== Given data ==
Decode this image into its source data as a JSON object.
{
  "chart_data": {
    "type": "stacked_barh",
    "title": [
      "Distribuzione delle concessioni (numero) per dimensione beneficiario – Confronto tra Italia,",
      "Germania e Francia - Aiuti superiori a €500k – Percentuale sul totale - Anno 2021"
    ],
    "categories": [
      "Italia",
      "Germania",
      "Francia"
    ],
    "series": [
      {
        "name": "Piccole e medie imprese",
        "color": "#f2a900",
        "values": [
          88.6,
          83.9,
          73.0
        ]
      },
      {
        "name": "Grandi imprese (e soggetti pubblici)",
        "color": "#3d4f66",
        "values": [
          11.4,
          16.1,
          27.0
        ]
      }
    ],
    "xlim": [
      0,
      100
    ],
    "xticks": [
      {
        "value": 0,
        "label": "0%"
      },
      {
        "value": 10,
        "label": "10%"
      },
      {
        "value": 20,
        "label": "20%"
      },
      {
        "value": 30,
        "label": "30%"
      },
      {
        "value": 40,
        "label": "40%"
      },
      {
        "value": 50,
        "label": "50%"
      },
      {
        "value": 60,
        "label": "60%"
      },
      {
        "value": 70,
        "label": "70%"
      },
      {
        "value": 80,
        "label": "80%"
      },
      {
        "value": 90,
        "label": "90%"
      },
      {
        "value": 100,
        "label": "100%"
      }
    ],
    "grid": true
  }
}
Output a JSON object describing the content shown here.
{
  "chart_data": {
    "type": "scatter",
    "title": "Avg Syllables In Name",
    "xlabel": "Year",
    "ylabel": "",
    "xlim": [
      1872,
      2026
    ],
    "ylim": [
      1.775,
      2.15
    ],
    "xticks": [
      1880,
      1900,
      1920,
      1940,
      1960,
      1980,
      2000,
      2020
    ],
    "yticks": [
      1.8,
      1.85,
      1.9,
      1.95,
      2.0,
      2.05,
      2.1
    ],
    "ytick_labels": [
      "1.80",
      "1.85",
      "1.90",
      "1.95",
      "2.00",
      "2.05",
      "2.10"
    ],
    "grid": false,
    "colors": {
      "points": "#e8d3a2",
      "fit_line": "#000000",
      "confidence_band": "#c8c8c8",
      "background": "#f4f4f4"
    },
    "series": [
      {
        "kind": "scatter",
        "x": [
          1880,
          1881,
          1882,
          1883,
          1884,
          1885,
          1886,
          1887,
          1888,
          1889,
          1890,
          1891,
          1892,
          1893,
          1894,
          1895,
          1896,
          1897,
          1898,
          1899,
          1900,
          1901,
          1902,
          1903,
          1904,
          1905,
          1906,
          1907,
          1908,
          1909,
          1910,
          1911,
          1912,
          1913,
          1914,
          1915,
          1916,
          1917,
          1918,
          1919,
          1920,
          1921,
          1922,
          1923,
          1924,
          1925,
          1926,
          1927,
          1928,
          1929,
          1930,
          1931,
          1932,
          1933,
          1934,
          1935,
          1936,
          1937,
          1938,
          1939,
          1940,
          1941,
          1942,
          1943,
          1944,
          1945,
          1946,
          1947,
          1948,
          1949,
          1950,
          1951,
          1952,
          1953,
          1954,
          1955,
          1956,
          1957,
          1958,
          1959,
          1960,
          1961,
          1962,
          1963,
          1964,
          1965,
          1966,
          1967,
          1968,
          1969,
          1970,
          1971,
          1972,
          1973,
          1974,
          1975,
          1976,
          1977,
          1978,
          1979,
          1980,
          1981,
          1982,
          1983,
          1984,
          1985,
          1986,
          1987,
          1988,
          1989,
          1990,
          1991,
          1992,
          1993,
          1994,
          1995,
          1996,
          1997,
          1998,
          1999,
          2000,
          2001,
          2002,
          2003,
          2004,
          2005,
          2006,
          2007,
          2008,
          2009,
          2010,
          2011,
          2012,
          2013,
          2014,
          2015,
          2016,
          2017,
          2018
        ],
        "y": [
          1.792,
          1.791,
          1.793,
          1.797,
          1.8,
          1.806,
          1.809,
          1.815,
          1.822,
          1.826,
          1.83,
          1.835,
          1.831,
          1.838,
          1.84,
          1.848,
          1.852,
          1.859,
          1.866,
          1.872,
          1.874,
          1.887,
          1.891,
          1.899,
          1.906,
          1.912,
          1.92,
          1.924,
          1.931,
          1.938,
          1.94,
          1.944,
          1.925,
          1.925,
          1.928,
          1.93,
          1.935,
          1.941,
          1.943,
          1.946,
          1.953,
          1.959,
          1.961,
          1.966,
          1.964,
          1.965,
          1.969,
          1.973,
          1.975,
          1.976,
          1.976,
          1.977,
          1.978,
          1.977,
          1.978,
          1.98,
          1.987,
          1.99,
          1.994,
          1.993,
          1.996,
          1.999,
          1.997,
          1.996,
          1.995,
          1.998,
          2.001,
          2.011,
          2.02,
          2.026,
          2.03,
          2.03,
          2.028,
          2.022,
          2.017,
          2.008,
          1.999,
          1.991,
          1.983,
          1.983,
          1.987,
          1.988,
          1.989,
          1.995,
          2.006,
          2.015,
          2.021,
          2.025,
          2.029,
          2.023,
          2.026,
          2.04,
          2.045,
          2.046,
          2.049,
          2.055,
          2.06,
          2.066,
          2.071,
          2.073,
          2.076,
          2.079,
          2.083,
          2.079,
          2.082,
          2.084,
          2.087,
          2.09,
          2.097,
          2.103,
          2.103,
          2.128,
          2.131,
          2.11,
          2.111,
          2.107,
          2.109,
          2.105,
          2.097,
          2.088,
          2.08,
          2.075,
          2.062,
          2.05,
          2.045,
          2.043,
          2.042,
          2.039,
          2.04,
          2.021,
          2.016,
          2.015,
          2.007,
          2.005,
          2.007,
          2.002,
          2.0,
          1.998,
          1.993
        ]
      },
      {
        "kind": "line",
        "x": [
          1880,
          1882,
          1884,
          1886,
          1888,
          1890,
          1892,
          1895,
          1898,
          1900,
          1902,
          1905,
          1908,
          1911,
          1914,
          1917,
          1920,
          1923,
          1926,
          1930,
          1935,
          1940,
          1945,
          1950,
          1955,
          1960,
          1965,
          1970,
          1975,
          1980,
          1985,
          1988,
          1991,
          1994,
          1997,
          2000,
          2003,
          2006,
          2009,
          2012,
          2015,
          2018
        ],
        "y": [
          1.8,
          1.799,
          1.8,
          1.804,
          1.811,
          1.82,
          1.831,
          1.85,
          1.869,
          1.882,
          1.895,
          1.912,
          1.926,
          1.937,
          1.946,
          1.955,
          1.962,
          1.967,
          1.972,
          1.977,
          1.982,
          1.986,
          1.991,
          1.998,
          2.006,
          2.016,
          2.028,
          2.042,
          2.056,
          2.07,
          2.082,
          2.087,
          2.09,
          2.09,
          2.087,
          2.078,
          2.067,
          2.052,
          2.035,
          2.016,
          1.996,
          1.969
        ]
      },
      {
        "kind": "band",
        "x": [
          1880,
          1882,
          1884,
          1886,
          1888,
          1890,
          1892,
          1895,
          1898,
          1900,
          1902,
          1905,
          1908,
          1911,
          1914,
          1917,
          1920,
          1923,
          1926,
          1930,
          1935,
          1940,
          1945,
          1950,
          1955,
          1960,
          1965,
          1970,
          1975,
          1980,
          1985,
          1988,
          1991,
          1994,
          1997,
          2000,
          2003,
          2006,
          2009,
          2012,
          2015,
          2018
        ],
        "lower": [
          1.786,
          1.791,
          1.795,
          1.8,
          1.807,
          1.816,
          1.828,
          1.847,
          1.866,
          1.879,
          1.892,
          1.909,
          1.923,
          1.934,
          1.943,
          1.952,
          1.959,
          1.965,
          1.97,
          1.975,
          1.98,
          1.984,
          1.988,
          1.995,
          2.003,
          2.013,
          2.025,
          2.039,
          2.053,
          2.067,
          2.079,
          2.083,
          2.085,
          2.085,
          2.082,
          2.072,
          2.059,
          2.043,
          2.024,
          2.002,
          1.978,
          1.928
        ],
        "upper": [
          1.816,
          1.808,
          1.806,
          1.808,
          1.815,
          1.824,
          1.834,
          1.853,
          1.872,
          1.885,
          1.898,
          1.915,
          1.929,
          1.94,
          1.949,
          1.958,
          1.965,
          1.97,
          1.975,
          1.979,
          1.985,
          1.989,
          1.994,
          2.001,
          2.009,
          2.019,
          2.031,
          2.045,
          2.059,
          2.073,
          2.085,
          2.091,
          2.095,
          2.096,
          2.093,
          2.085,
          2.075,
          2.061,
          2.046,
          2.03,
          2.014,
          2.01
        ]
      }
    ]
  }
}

== Task ==
Scan the material above for the string "object" and return the lines that hold it.

== Reply to the exercise ==
Decode this image into its source data as a JSON object.
Output a JSON object describing the content shown here.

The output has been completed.